→ **WHAT IS REQUIRED**: Identify the lines that include the word "structured", then copy all of them.

→ **MATERIAL SUPPLIED**:
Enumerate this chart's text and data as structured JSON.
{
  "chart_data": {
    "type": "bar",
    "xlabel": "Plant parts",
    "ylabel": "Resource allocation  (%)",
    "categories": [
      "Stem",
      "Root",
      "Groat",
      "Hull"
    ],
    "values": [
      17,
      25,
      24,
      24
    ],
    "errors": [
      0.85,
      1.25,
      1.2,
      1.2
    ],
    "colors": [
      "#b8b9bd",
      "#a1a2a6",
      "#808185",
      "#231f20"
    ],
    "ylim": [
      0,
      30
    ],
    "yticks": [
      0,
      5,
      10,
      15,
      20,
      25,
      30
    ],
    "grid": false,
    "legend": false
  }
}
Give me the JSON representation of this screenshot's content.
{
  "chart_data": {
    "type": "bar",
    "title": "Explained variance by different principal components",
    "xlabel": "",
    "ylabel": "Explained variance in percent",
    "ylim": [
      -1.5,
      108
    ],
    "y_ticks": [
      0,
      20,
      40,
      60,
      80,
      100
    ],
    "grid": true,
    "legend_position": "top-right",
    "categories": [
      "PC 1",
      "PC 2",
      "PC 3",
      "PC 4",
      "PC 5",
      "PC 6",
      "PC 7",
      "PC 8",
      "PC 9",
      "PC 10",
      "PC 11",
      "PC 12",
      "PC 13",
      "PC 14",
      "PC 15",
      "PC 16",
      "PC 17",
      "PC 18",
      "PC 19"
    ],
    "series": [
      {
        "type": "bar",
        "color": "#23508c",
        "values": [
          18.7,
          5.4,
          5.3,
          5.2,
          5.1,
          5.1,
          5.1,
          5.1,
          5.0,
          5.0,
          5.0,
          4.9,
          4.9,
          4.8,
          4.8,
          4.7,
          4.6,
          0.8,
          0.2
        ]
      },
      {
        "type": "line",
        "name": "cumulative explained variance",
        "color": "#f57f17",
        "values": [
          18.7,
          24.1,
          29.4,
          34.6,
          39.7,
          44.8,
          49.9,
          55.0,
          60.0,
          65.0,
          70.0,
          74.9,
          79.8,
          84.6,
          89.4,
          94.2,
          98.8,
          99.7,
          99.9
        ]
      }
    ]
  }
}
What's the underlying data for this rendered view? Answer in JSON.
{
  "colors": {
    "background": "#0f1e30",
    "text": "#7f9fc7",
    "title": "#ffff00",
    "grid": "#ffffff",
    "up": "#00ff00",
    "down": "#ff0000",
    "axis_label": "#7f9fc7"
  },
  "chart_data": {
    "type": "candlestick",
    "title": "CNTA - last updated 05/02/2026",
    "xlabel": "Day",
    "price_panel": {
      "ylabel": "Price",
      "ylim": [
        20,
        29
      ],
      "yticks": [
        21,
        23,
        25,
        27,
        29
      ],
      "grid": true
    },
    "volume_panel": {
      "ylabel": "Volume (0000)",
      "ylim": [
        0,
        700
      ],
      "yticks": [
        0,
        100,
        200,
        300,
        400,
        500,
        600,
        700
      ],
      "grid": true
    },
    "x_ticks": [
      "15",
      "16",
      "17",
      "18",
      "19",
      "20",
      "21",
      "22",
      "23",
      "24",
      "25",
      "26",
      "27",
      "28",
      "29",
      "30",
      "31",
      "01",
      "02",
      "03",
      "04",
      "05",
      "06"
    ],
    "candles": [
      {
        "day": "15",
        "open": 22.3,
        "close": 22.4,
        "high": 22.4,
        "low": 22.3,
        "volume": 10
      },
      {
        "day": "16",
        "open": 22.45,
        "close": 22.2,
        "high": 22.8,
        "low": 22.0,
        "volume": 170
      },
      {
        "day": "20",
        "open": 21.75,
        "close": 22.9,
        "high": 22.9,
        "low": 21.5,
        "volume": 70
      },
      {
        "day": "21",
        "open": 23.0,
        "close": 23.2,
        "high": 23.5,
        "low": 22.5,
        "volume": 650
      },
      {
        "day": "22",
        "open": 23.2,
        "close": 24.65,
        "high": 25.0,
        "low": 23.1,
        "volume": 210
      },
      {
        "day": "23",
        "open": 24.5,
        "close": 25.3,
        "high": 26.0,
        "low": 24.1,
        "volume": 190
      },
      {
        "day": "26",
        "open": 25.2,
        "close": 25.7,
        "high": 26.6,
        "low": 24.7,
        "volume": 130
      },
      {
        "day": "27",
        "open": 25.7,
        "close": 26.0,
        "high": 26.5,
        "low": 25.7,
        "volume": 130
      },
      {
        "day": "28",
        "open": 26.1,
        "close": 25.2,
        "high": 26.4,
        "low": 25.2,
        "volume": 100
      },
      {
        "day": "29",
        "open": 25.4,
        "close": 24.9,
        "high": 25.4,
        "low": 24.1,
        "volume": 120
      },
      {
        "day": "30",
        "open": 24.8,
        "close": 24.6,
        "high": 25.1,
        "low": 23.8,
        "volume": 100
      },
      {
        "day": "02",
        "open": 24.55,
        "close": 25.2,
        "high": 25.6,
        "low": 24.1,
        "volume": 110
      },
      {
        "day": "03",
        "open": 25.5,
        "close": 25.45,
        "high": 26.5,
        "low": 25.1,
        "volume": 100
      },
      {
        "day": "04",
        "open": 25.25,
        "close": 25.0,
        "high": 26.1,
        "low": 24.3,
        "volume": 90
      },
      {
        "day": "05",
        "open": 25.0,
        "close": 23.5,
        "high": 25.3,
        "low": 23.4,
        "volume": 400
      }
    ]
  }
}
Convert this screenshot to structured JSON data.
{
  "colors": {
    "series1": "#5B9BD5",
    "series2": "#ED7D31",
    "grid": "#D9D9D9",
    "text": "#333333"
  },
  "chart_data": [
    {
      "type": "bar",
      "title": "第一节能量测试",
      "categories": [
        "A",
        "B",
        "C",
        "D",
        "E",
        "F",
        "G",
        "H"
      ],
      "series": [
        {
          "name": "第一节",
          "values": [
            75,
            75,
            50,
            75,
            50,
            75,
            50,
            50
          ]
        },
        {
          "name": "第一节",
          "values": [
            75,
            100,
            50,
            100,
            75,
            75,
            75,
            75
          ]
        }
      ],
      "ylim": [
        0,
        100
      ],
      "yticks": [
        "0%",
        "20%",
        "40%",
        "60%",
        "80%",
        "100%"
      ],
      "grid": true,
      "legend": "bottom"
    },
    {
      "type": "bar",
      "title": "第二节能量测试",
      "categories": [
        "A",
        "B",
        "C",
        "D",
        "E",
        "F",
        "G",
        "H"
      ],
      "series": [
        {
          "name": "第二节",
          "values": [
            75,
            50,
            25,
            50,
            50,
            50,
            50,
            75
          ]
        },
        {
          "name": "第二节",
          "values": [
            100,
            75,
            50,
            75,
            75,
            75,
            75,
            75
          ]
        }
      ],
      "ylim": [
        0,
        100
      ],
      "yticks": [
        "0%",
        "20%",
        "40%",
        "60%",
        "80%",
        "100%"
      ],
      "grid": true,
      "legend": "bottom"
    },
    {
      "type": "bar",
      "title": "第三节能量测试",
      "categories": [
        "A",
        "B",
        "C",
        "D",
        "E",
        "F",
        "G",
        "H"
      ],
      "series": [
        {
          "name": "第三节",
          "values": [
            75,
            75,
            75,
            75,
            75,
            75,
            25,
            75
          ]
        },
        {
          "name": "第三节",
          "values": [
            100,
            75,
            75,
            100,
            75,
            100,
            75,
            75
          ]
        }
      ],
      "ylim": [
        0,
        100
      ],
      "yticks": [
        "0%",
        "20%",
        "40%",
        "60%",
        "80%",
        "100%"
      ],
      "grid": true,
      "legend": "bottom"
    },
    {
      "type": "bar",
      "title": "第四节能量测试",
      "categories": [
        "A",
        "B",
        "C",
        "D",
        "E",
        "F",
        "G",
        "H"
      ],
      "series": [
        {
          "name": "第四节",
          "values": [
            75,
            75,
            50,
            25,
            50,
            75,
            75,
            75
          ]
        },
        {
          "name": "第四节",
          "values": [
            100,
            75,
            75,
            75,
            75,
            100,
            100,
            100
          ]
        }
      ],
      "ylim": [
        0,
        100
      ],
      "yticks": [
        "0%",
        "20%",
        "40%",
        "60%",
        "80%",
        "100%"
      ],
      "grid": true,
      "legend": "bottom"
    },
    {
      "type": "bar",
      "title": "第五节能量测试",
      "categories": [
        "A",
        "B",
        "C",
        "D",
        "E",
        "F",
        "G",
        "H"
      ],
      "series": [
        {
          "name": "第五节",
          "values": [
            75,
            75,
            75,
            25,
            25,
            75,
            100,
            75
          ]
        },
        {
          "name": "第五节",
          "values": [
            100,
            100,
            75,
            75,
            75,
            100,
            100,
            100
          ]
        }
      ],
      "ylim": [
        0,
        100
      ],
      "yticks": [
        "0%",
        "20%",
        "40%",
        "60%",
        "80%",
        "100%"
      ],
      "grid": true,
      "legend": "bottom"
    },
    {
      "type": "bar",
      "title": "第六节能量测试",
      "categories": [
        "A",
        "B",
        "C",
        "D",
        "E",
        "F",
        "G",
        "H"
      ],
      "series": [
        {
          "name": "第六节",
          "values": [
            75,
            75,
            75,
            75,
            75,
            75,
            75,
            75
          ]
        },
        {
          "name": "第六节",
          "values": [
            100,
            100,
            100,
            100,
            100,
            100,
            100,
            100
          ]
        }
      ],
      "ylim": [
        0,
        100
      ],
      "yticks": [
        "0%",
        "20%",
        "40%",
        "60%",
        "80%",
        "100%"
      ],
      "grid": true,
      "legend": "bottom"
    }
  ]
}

→ **COMPLETED TASK**:
Enumerate this chart's text and data as structured JSON.
Convert this screenshot to structured JSON data.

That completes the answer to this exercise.